• _Rows_:
+--

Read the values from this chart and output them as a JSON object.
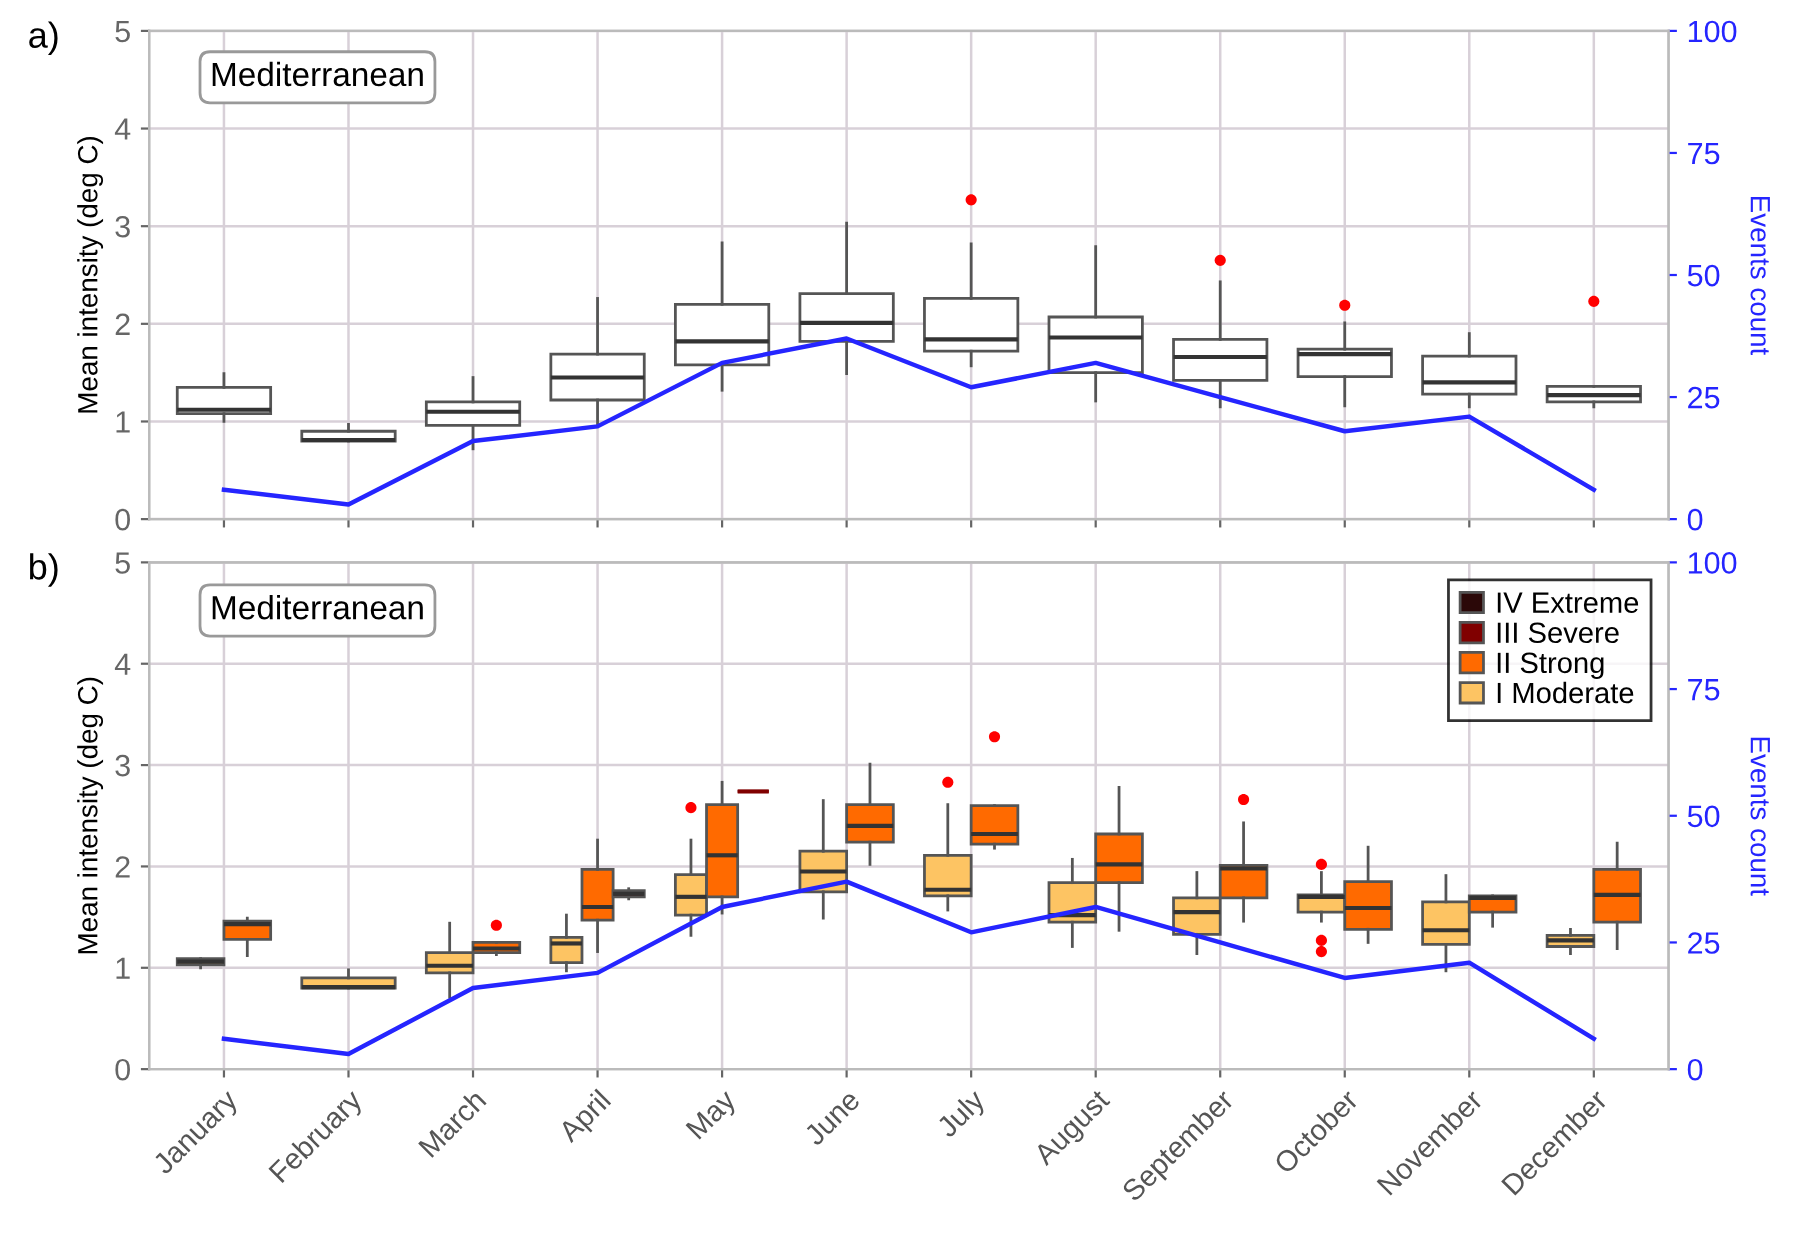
{
  "chart_data": [
    {
      "type": "box",
      "title": "a)",
      "annotations": [
        "Mediterranean"
      ],
      "ylabel": "Mean intensity (deg C)",
      "y2label": "Events count",
      "categories": [
        null,
        null,
        null,
        null,
        null,
        null,
        null,
        null,
        null,
        null,
        null,
        null
      ],
      "ylim": [
        0,
        5
      ],
      "yticks": [
        0,
        1,
        2,
        3,
        4,
        5
      ],
      "y2lim": [
        0,
        100
      ],
      "y2ticks": [
        0,
        25,
        50,
        75,
        100
      ],
      "grid": true,
      "tick_labels": "y",
      "series": [
        {
          "type": "box",
          "color": "#ffffff",
          "boxes": [
            {
              "low": 1.0,
              "q1": 1.08,
              "median": 1.12,
              "q3": 1.35,
              "high": 1.49
            },
            {
              "low": 0.8,
              "q1": 0.8,
              "median": 0.81,
              "q3": 0.9,
              "high": 0.97
            },
            {
              "low": 0.72,
              "q1": 0.96,
              "median": 1.1,
              "q3": 1.2,
              "high": 1.45
            },
            {
              "low": 0.97,
              "q1": 1.22,
              "median": 1.45,
              "q3": 1.69,
              "high": 2.26
            },
            {
              "low": 1.32,
              "q1": 1.58,
              "median": 1.82,
              "q3": 2.2,
              "high": 2.83
            },
            {
              "low": 1.49,
              "q1": 1.82,
              "median": 2.01,
              "q3": 2.31,
              "high": 3.03
            },
            {
              "low": 1.57,
              "q1": 1.72,
              "median": 1.84,
              "q3": 2.26,
              "high": 2.82,
              "outliers": [
                3.27
              ]
            },
            {
              "low": 1.21,
              "q1": 1.5,
              "median": 1.86,
              "q3": 2.07,
              "high": 2.79
            },
            {
              "low": 1.15,
              "q1": 1.42,
              "median": 1.66,
              "q3": 1.84,
              "high": 2.43,
              "outliers": [
                2.65
              ]
            },
            {
              "low": 1.16,
              "q1": 1.46,
              "median": 1.69,
              "q3": 1.74,
              "high": 2.01,
              "outliers": [
                2.19
              ]
            },
            {
              "low": 1.15,
              "q1": 1.28,
              "median": 1.4,
              "q3": 1.67,
              "high": 1.9
            },
            {
              "low": 1.15,
              "q1": 1.2,
              "median": 1.27,
              "q3": 1.36,
              "high": 1.36,
              "outliers": [
                2.23
              ]
            }
          ]
        },
        {
          "type": "line",
          "axis": "y2",
          "color": "#2525ff",
          "values": [
            6,
            3,
            16,
            19,
            32,
            37,
            27,
            32,
            25,
            18,
            21,
            6
          ]
        }
      ]
    },
    {
      "type": "box",
      "title": "b)",
      "annotations": [
        "Mediterranean"
      ],
      "ylabel": "Mean intensity (deg C)",
      "y2label": "Events count",
      "categories": [
        "January",
        "February",
        "March",
        "April",
        "May",
        "June",
        "July",
        "August",
        "September",
        "October",
        "November",
        "December"
      ],
      "ylim": [
        0,
        5
      ],
      "yticks": [
        0,
        1,
        2,
        3,
        4,
        5
      ],
      "y2lim": [
        0,
        100
      ],
      "y2ticks": [
        0,
        25,
        50,
        75,
        100
      ],
      "grid": true,
      "legend": "top right",
      "series": [
        {
          "type": "box",
          "name": "IV Extreme",
          "color": "#2b0808",
          "boxes": [
            null,
            null,
            null,
            null,
            null,
            null,
            null,
            null,
            null,
            null,
            null,
            null
          ]
        },
        {
          "type": "box",
          "name": "III Severe",
          "color": "#800000",
          "boxes": [
            null,
            null,
            null,
            {
              "low": 1.68,
              "q1": 1.7,
              "median": 1.73,
              "q3": 1.76,
              "high": 1.78
            },
            {
              "low": 2.74,
              "q1": 2.74,
              "median": 2.74,
              "q3": 2.74,
              "high": 2.74
            },
            null,
            null,
            null,
            null,
            null,
            null,
            null
          ]
        },
        {
          "type": "box",
          "name": "II Strong",
          "color": "#ff6a00",
          "boxes": [
            {
              "low": 1.12,
              "q1": 1.28,
              "median": 1.43,
              "q3": 1.46,
              "high": 1.49
            },
            null,
            {
              "low": 1.13,
              "q1": 1.15,
              "median": 1.19,
              "q3": 1.25,
              "high": 1.25,
              "outliers": [
                1.42
              ]
            },
            {
              "low": 1.16,
              "q1": 1.47,
              "median": 1.6,
              "q3": 1.97,
              "high": 2.26
            },
            {
              "low": 1.54,
              "q1": 1.7,
              "median": 2.11,
              "q3": 2.61,
              "high": 2.83
            },
            {
              "low": 2.02,
              "q1": 2.24,
              "median": 2.4,
              "q3": 2.61,
              "high": 3.01
            },
            {
              "low": 2.18,
              "q1": 2.22,
              "median": 2.32,
              "q3": 2.6,
              "high": 2.6,
              "outliers": [
                3.28
              ]
            },
            {
              "low": 1.37,
              "q1": 1.84,
              "median": 2.02,
              "q3": 2.32,
              "high": 2.78
            },
            {
              "low": 1.46,
              "q1": 1.69,
              "median": 1.98,
              "q3": 2.01,
              "high": 2.43,
              "outliers": [
                2.66
              ]
            },
            {
              "low": 1.25,
              "q1": 1.38,
              "median": 1.59,
              "q3": 1.85,
              "high": 2.19
            },
            {
              "low": 1.41,
              "q1": 1.55,
              "median": 1.69,
              "q3": 1.71,
              "high": 1.71
            },
            {
              "low": 1.19,
              "q1": 1.45,
              "median": 1.72,
              "q3": 1.97,
              "high": 2.23
            }
          ]
        },
        {
          "type": "box",
          "name": "I Moderate",
          "color": "#fdc463",
          "boxes": [
            {
              "low": 1.0,
              "q1": 1.03,
              "median": 1.06,
              "q3": 1.09,
              "high": 1.09
            },
            {
              "low": 0.8,
              "q1": 0.8,
              "median": 0.81,
              "q3": 0.9,
              "high": 0.98
            },
            {
              "low": 0.71,
              "q1": 0.95,
              "median": 1.02,
              "q3": 1.15,
              "high": 1.44
            },
            {
              "low": 0.97,
              "q1": 1.05,
              "median": 1.24,
              "q3": 1.3,
              "high": 1.52
            },
            {
              "low": 1.32,
              "q1": 1.52,
              "median": 1.7,
              "q3": 1.92,
              "high": 2.26,
              "outliers": [
                2.58
              ]
            },
            {
              "low": 1.49,
              "q1": 1.75,
              "median": 1.95,
              "q3": 2.15,
              "high": 2.65
            },
            {
              "low": 1.57,
              "q1": 1.71,
              "median": 1.77,
              "q3": 2.11,
              "high": 2.61,
              "outliers": [
                2.83
              ]
            },
            {
              "low": 1.21,
              "q1": 1.45,
              "median": 1.52,
              "q3": 1.84,
              "high": 2.07
            },
            {
              "low": 1.14,
              "q1": 1.33,
              "median": 1.55,
              "q3": 1.69,
              "high": 1.94
            },
            {
              "low": 1.46,
              "q1": 1.55,
              "median": 1.7,
              "q3": 1.72,
              "high": 1.94,
              "outliers": [
                2.02,
                1.27,
                1.16
              ]
            },
            {
              "low": 0.97,
              "q1": 1.23,
              "median": 1.37,
              "q3": 1.65,
              "high": 1.91
            },
            {
              "low": 1.14,
              "q1": 1.21,
              "median": 1.27,
              "q3": 1.32,
              "high": 1.38
            }
          ]
        },
        {
          "type": "line",
          "axis": "y2",
          "color": "#2525ff",
          "values": [
            6,
            3,
            16,
            19,
            32,
            37,
            27,
            32,
            25,
            18,
            21,
            6
          ]
        }
      ]
    }
  ]
}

+--

• _Written task_:
In your copy, leave out the pictures and reproduce the material above exactly.

• _The output_:
Read the values from this chart and output them as a JSON object.
{
  "chart_data": [
    {
      "type": "box",
      "title": "a)",
      "annotations": [
        "Mediterranean"
      ],
      "ylabel": "Mean intensity (deg C)",
      "y2label": "Events count",
      "categories": [
        null,
        null,
        null,
        null,
        null,
        null,
        null,
        null,
        null,
        null,
        null,
        null
      ],
      "ylim": [
        0,
        5
      ],
      "yticks": [
        0,
        1,
        2,
        3,
        4,
        5
      ],
      "y2lim": [
        0,
        100
      ],
      "y2ticks": [
        0,
        25,
        50,
        75,
        100
      ],
      "grid": true,
      "tick_labels": "y",
      "series": [
        {
          "type": "box",
          "color": "#ffffff",
          "boxes": [
            {
              "low": 1.0,
              "q1": 1.08,
              "median": 1.12,
              "q3": 1.35,
              "high": 1.49
            },
            {
              "low": 0.8,
              "q1": 0.8,
              "median": 0.81,
              "q3": 0.9,
              "high": 0.97
            },
            {
              "low": 0.72,
              "q1": 0.96,
              "median": 1.1,
              "q3": 1.2,
              "high": 1.45
            },
            {
              "low": 0.97,
              "q1": 1.22,
              "median": 1.45,
              "q3": 1.69,
              "high": 2.26
            },
            {
              "low": 1.32,
              "q1": 1.58,
              "median": 1.82,
              "q3": 2.2,
              "high": 2.83
            },
            {
              "low": 1.49,
              "q1": 1.82,
              "median": 2.01,
              "q3": 2.31,
              "high": 3.03
            },
            {
              "low": 1.57,
              "q1": 1.72,
              "median": 1.84,
              "q3": 2.26,
              "high": 2.82,
              "outliers": [
                3.27
              ]
            },
            {
              "low": 1.21,
              "q1": 1.5,
              "median": 1.86,
              "q3": 2.07,
              "high": 2.79
            },
            {
              "low": 1.15,
              "q1": 1.42,
              "median": 1.66,
              "q3": 1.84,
              "high": 2.43,
              "outliers": [
                2.65
              ]
            },
            {
              "low": 1.16,
              "q1": 1.46,
              "median": 1.69,
              "q3": 1.74,
              "high": 2.01,
              "outliers": [
                2.19
              ]
            },
            {
              "low": 1.15,
              "q1": 1.28,
              "median": 1.4,
              "q3": 1.67,
              "high": 1.9
            },
            {
              "low": 1.15,
              "q1": 1.2,
              "median": 1.27,
              "q3": 1.36,
              "high": 1.36,
              "outliers": [
                2.23
              ]
            }
          ]
        },
        {
          "type": "line",
          "axis": "y2",
          "color": "#2525ff",
          "values": [
            6,
            3,
            16,
            19,
            32,
            37,
            27,
            32,
            25,
            18,
            21,
            6
          ]
        }
      ]
    },
    {
      "type": "box",
      "title": "b)",
      "annotations": [
        "Mediterranean"
      ],
      "ylabel": "Mean intensity (deg C)",
      "y2label": "Events count",
      "categories": [
        "January",
        "February",
        "March",
        "April",
        "May",
        "June",
        "July",
        "August",
        "September",
        "October",
        "November",
        "December"
      ],
      "ylim": [
        0,
        5
      ],
      "yticks": [
        0,
        1,
        2,
        3,
        4,
        5
      ],
      "y2lim": [
        0,
        100
      ],
      "y2ticks": [
        0,
        25,
        50,
        75,
        100
      ],
      "grid": true,
      "legend": "top right",
      "series": [
        {
          "type": "box",
          "name": "IV Extreme",
          "color": "#2b0808",
          "boxes": [
            null,
            null,
            null,
            null,
            null,
            null,
            null,
            null,
            null,
            null,
            null,
            null
          ]
        },
        {
          "type": "box",
          "name": "III Severe",
          "color": "#800000",
          "boxes": [
            null,
            null,
            null,
            {
              "low": 1.68,
              "q1": 1.7,
              "median": 1.73,
              "q3": 1.76,
              "high": 1.78
            },
            {
              "low": 2.74,
              "q1": 2.74,
              "median": 2.74,
              "q3": 2.74,
              "high": 2.74
            },
            null,
            null,
            null,
            null,
            null,
            null,
            null
          ]
        },
        {
          "type": "box",
          "name": "II Strong",
          "color": "#ff6a00",
          "boxes": [
            {
              "low": 1.12,
              "q1": 1.28,
              "median": 1.43,
              "q3": 1.46,
              "high": 1.49
            },
            null,
            {
              "low": 1.13,
              "q1": 1.15,
              "median": 1.19,
              "q3": 1.25,
              "high": 1.25,
              "outliers": [
                1.42
              ]
            },
            {
              "low": 1.16,
              "q1": 1.47,
              "median": 1.6,
              "q3": 1.97,
              "high": 2.26
            },
            {
              "low": 1.54,
              "q1": 1.7,
              "median": 2.11,
              "q3": 2.61,
              "high": 2.83
            },
            {
              "low": 2.02,
              "q1": 2.24,
              "median": 2.4,
              "q3": 2.61,
              "high": 3.01
            },
            {
              "low": 2.18,
              "q1": 2.22,
              "median": 2.32,
              "q3": 2.6,
              "high": 2.6,
              "outliers": [
                3.28
              ]
            },
            {
              "low": 1.37,
              "q1": 1.84,
              "median": 2.02,
              "q3": 2.32,
              "high": 2.78
            },
            {
              "low": 1.46,
              "q1": 1.69,
              "median": 1.98,
              "q3": 2.01,
              "high": 2.43,
              "outliers": [
                2.66
              ]
            },
            {
              "low": 1.25,
              "q1": 1.38,
              "median": 1.59,
              "q3": 1.85,
              "high": 2.19
            },
            {
              "low": 1.41,
              "q1": 1.55,
              "median": 1.69,
              "q3": 1.71,
              "high": 1.71
            },
            {
              "low": 1.19,
              "q1": 1.45,
              "median": 1.72,
              "q3": 1.97,
              "high": 2.23
            }
          ]
        },
        {
          "type": "box",
          "name": "I Moderate",
          "color": "#fdc463",
          "boxes": [
            {
              "low": 1.0,
              "q1": 1.03,
              "median": 1.06,
              "q3": 1.09,
              "high": 1.09
            },
            {
              "low": 0.8,
              "q1": 0.8,
              "median": 0.81,
              "q3": 0.9,
              "high": 0.98
            },
            {
              "low": 0.71,
              "q1": 0.95,
              "median": 1.02,
              "q3": 1.15,
              "high": 1.44
            },
            {
              "low": 0.97,
              "q1": 1.05,
              "median": 1.24,
              "q3": 1.3,
              "high": 1.52
            },
            {
              "low": 1.32,
              "q1": 1.52,
              "median": 1.7,
              "q3": 1.92,
              "high": 2.26,
              "outliers": [
                2.58
              ]
            },
            {
              "low": 1.49,
              "q1": 1.75,
              "median": 1.95,
              "q3": 2.15,
              "high": 2.65
            },
            {
              "low": 1.57,
              "q1": 1.71,
              "median": 1.77,
              "q3": 2.11,
              "high": 2.61,
              "outliers": [
                2.83
              ]
            },
            {
              "low": 1.21,
              "q1": 1.45,
              "median": 1.52,
              "q3": 1.84,
              "high": 2.07
            },
            {
              "low": 1.14,
              "q1": 1.33,
              "median": 1.55,
              "q3": 1.69,
              "high": 1.94
            },
            {
              "low": 1.46,
              "q1": 1.55,
              "median": 1.7,
              "q3": 1.72,
              "high": 1.94,
              "outliers": [
                2.02,
                1.27,
                1.16
              ]
            },
            {
              "low": 0.97,
              "q1": 1.23,
              "median": 1.37,
              "q3": 1.65,
              "high": 1.91
            },
            {
              "low": 1.14,
              "q1": 1.21,
              "median": 1.27,
              "q3": 1.32,
              "high": 1.38
            }
          ]
        },
        {
          "type": "line",
          "axis": "y2",
          "color": "#2525ff",
          "values": [
            6,
            3,
            16,
            19,
            32,
            37,
            27,
            32,
            25,
            18,
            21,
            6
          ]
        }
      ]
    }
  ]
}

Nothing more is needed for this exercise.